# Stated exercise
Set down the material below word for word, excluding the pictures.

########################################

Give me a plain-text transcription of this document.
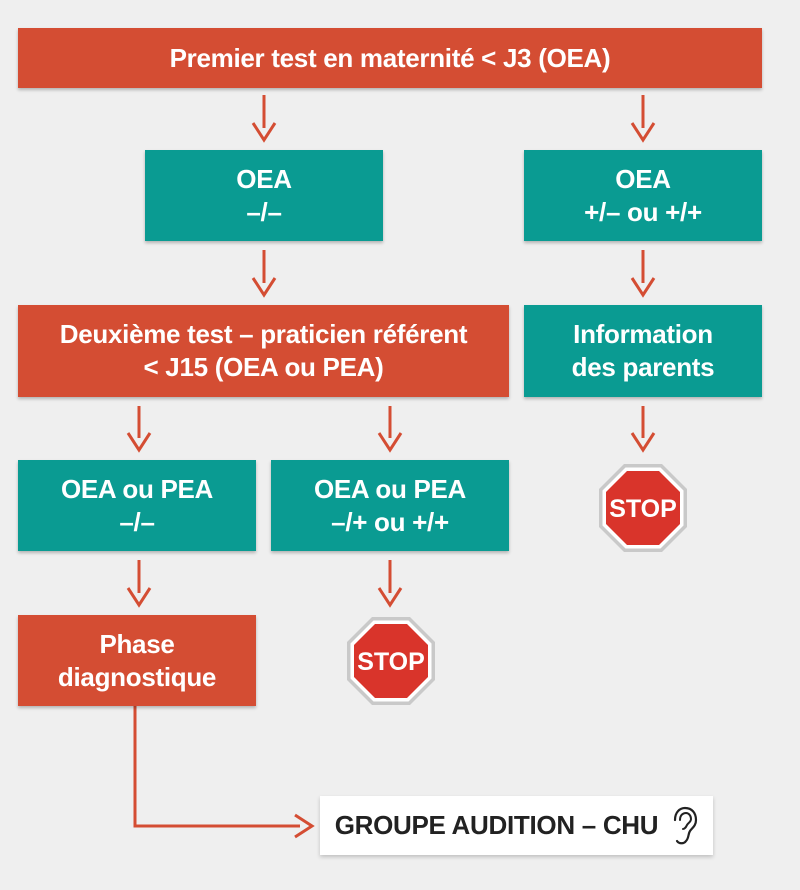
Premier test en maternité < J3 (OEA)
OEA
–/–
OEA
+/– ou +/+
Deuxième test – praticien référent
< J15 (OEA ou PEA)
Information
des parents
OEA ou PEA
–/–
OEA ou PEA
–/+ ou +/+
Phase
diagnostique
STOP
STOP
GROUPE AUDITION – CHU
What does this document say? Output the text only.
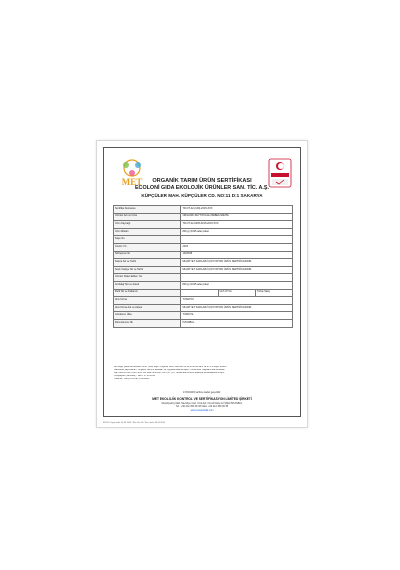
MET
TÜRKAK
ORGANİK TARIM ÜRÜN SERTİFİKASI
ECOLONİ GIDA EKOLOJİK ÜRÜNLER SAN. TİC. A.Ş.
KÜPÇÜLER MAH. KÜPÇÜLER CD. NO:11 D:1 SAKARYA
Sertifika Numarası	TR-OT-42-(130)-2015-XXX		
Ürünün Adı ve Cinsi	ORGANİK ZEYTİNYAĞLI BEBEK EMZİSİ		
Ürün Kaynağı	TR-OT-42-0005-0195-2015-XXX		
Ürün Miktarı	800 gr (1195 adet paket		
Kaşe No			
Üretim Yılı	2015		
Sözleşme No	1023345		
Fatura No ve Tarihi	MUAFİYET KAZILARI İÇİN TOPTAN ÜRÜN SERTİFİKASIDIR.		
Sevk İrsaliye No ve Tarihi	MUAFİYET KAZILARI İÇİN TOPTAN ÜRÜN SERTİFİKASIDIR.		
Ürünün Paket Edilen Yer			
Ambalaj Tipi ve Adedi	800 gr (1195 adet paket		
Parti No ve Kullanım		GLT-07 No	Turkiş Satış
Alıcı Firma	TÜKETİCİ		
Alıcı Firma Adı ve Adresi	MUAFİYET KAZILARI İÇİN TOPTAN ÜRÜN SERTİFİKASIDIR.		
Gönderen Ülke	TÜRKİYE		
Düzenlenme Ok	İSTANBUL		
Bu belge yukarıda belirtilen ürün, 5262 sayılı Organik Tarım Kanunu ve 18.08.2010 tarih ve 27676 sayılı Resmi
Gazetede yayımlanan "Organik Tarımın Esasları ve Uygulanmasına İlişkin Yönetmelik" kapsamında sertifikalı
MET EKOLOJİK KONTROL VE SERTİFİKASYON LTD. ŞTİ. Tarafından kontrol edilerek sertifikalandırılmıştır.
Onaylayan (Sertifikör): Tarih: 17.03.2015
Yasemin YALÇIN İmza: İSTANBUL
17/03/2015 tarihine kadar geçerlidir.
MET EKOLOJİK KONTROL VE SERTİFİKASYON LİMİTED ŞİRKETİ
Mecidiyeköy Mah. Mecidiye Cad. Ümit Apt. No:24 Daire:12 ŞİŞLİ/İSTANBUL
Tel.: +90 212 356 06 36 Faks: +90 212 356 06 35
www.metekolojik.com
FR-56 / Yayın tarihi: 01.09.2015 / Rev. No: 00 / Rev. tarihi: 09.05.2016
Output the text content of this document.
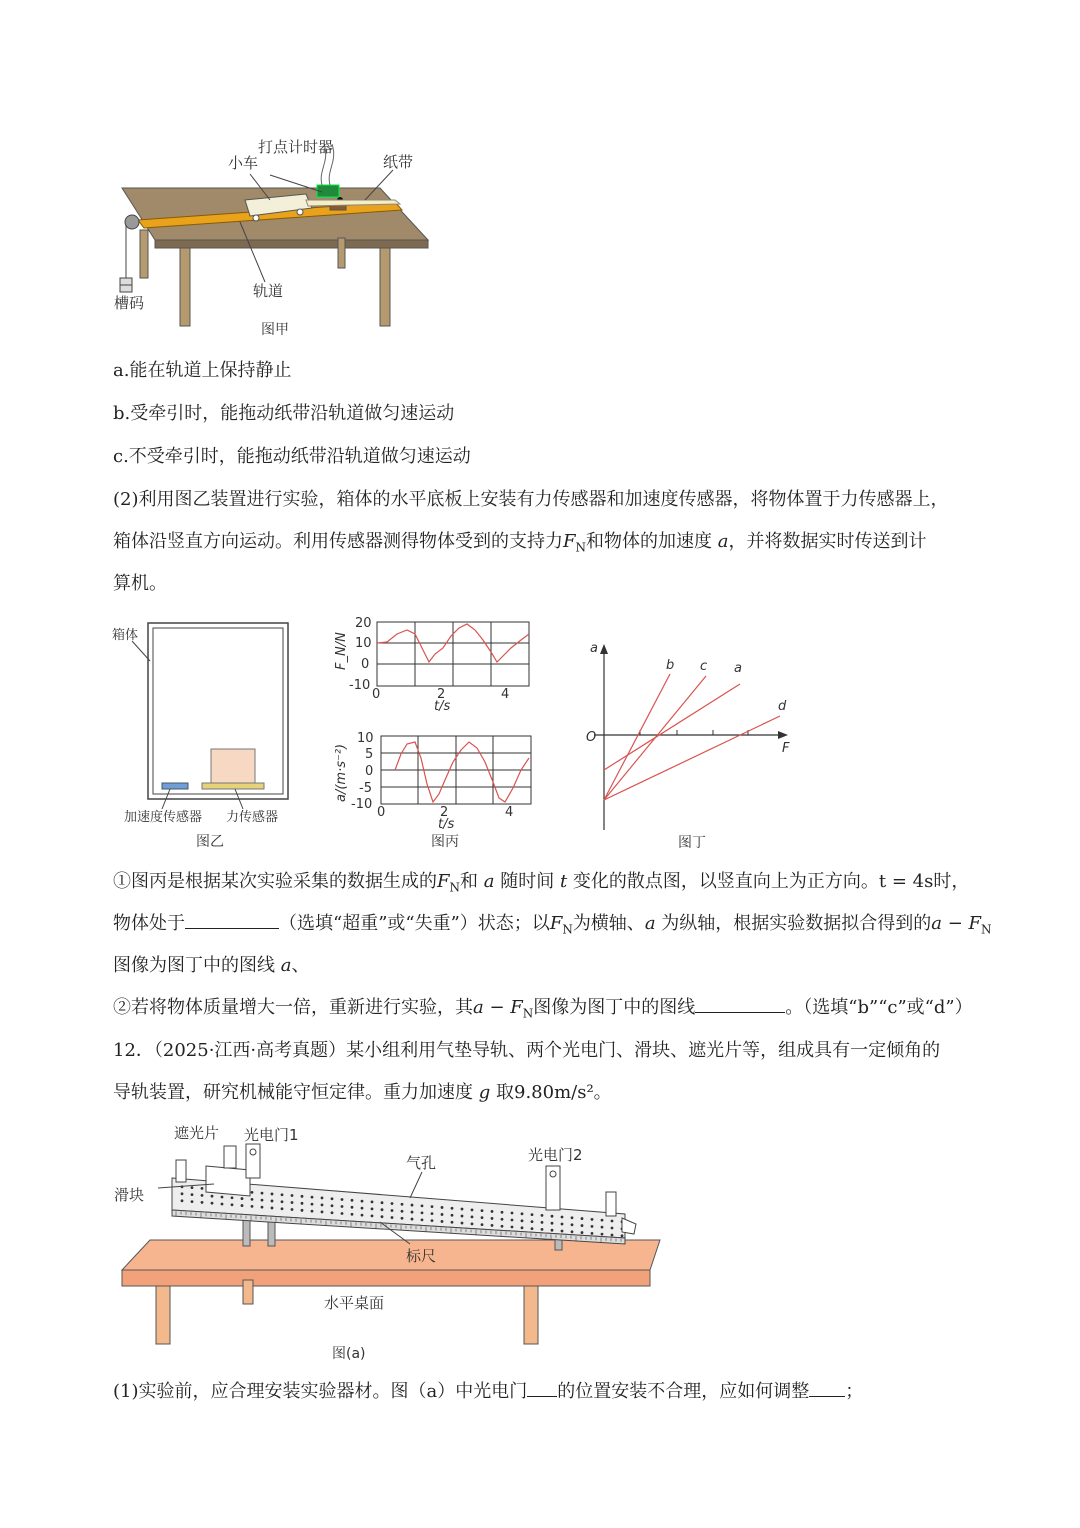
打点计时器
小车	纸带
槽码
轨道
图甲
a.能在轨道上保持静止
b.受牵引时，能拖动纸带沿轨道做匀速运动
c.不受牵引时，能拖动纸带沿轨道做匀速运动
(2)利用图乙装置进行实验，箱体的水平底板上安装有力传感器和加速度传感器，将物体置于力传感器上，
箱体沿竖直方向运动。利用传感器测得物体受到的支持力$F_N$和物体的加速度 a，并将数据实时传送到计
算机。
箱体
加速度传感器 力传感器
图乙
20
10
0
-10
0	2	4
t/s
F_N/N
10
5
0
-5
-10
0	2	4
t/s
a/(m·s⁻²)
图丙
a
F
O
b c a
d
图丁
①图丙是根据某次实验采集的数据生成的$F_N$和 a 随时间 t 变化的散点图，以竖直向上为正方向。t = 4s时，
物体处于	（选填“超重”或“失重”）状态；以$F_N$为横轴、a 为纵轴，根据实验数据拟合得到的$a - F_N$
图像为图丁中的图线 a、
②若将物体质量增大一倍，重新进行实验，其$a - F_N$图像为图丁中的图线	。（选填“b”“c”或“d”）
12．（2025·江西·高考真题）某小组利用气垫导轨、两个光电门、滑块、遮光片等，组成具有一定倾角的
导轨装置，研究机械能守恒定律。重力加速度 g 取9.80m/s²。
遮光片 光电门1
气孔	光电门2
滑块
标尺
水平桌面
图(a)
(1)实验前，应合理安装实验器材。图（a）中光电门 的位置安装不合理，应如何调整 ；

########################################

# Output for this task
Give me a plain-text transcription of this document.
Premier test en maternité < J3 (OEA)
OEA
–/–
OEA
+/– ou +/+
Deuxième test – praticien référent
< J15 (OEA ou PEA)
Information
des parents
OEA ou PEA
–/–
OEA ou PEA
–/+ ou +/+
Phase
diagnostique
STOP
STOP
GROUPE AUDITION – CHU
What does this document say? Output the text only.
MET
TÜRKAK
ORGANİK TARIM ÜRÜN SERTİFİKASI
ECOLONİ GIDA EKOLOJİK ÜRÜNLER SAN. TİC. A.Ş.
KÜPÇÜLER MAH. KÜPÇÜLER CD. NO:11 D:1 SAKARYA
Sertifika Numarası	TR-OT-42-(130)-2015-XXX		
Ürünün Adı ve Cinsi	ORGANİK ZEYTİNYAĞLI BEBEK EMZİSİ		
Ürün Kaynağı	TR-OT-42-0005-0195-2015-XXX		
Ürün Miktarı	800 gr (1195 adet paket		
Kaşe No			
Üretim Yılı	2015		
Sözleşme No	1023345		
Fatura No ve Tarihi	MUAFİYET KAZILARI İÇİN TOPTAN ÜRÜN SERTİFİKASIDIR.		
Sevk İrsaliye No ve Tarihi	MUAFİYET KAZILARI İÇİN TOPTAN ÜRÜN SERTİFİKASIDIR.		
Ürünün Paket Edilen Yer			
Ambalaj Tipi ve Adedi	800 gr (1195 adet paket		
Parti No ve Kullanım		GLT-07 No	Turkiş Satış
Alıcı Firma	TÜKETİCİ		
Alıcı Firma Adı ve Adresi	MUAFİYET KAZILARI İÇİN TOPTAN ÜRÜN SERTİFİKASIDIR.		
Gönderen Ülke	TÜRKİYE		
Düzenlenme Ok	İSTANBUL		
Bu belge yukarıda belirtilen ürün, 5262 sayılı Organik Tarım Kanunu ve 18.08.2010 tarih ve 27676 sayılı Resmi
Gazetede yayımlanan "Organik Tarımın Esasları ve Uygulanmasına İlişkin Yönetmelik" kapsamında sertifikalı
MET EKOLOJİK KONTROL VE SERTİFİKASYON LTD. ŞTİ. Tarafından kontrol edilerek sertifikalandırılmıştır.
Onaylayan (Sertifikör): Tarih: 17.03.2015
Yasemin YALÇIN İmza: İSTANBUL
17/03/2015 tarihine kadar geçerlidir.
MET EKOLOJİK KONTROL VE SERTİFİKASYON LİMİTED ŞİRKETİ
Mecidiyeköy Mah. Mecidiye Cad. Ümit Apt. No:24 Daire:12 ŞİŞLİ/İSTANBUL
Tel.: +90 212 356 06 36 Faks: +90 212 356 06 35
www.metekolojik.com
FR-56 / Yayın tarihi: 01.09.2015 / Rev. No: 00 / Rev. tarihi: 09.05.2016
Output the text content of this document.
打点计时器
小车	纸带
槽码
轨道
图甲
a.能在轨道上保持静止
b.受牵引时，能拖动纸带沿轨道做匀速运动
c.不受牵引时，能拖动纸带沿轨道做匀速运动
(2)利用图乙装置进行实验，箱体的水平底板上安装有力传感器和加速度传感器，将物体置于力传感器上，
箱体沿竖直方向运动。利用传感器测得物体受到的支持力$F_N$和物体的加速度 a，并将数据实时传送到计
算机。
箱体
加速度传感器 力传感器
图乙
20
10
0
-10
0	2	4
t/s
F_N/N
10
5
0
-5
-10
0	2	4
t/s
a/(m·s⁻²)
图丙
a
F
O
b c a
d
图丁
①图丙是根据某次实验采集的数据生成的$F_N$和 a 随时间 t 变化的散点图，以竖直向上为正方向。t = 4s时，
物体处于	（选填“超重”或“失重”）状态；以$F_N$为横轴、a 为纵轴，根据实验数据拟合得到的$a - F_N$
图像为图丁中的图线 a、
②若将物体质量增大一倍，重新进行实验，其$a - F_N$图像为图丁中的图线	。（选填“b”“c”或“d”）
12．（2025·江西·高考真题）某小组利用气垫导轨、两个光电门、滑块、遮光片等，组成具有一定倾角的
导轨装置，研究机械能守恒定律。重力加速度 g 取9.80m/s²。
遮光片 光电门1
气孔	光电门2
滑块
标尺
水平桌面
图(a)
(1)实验前，应合理安装实验器材。图（a）中光电门 的位置安装不合理，应如何调整 ；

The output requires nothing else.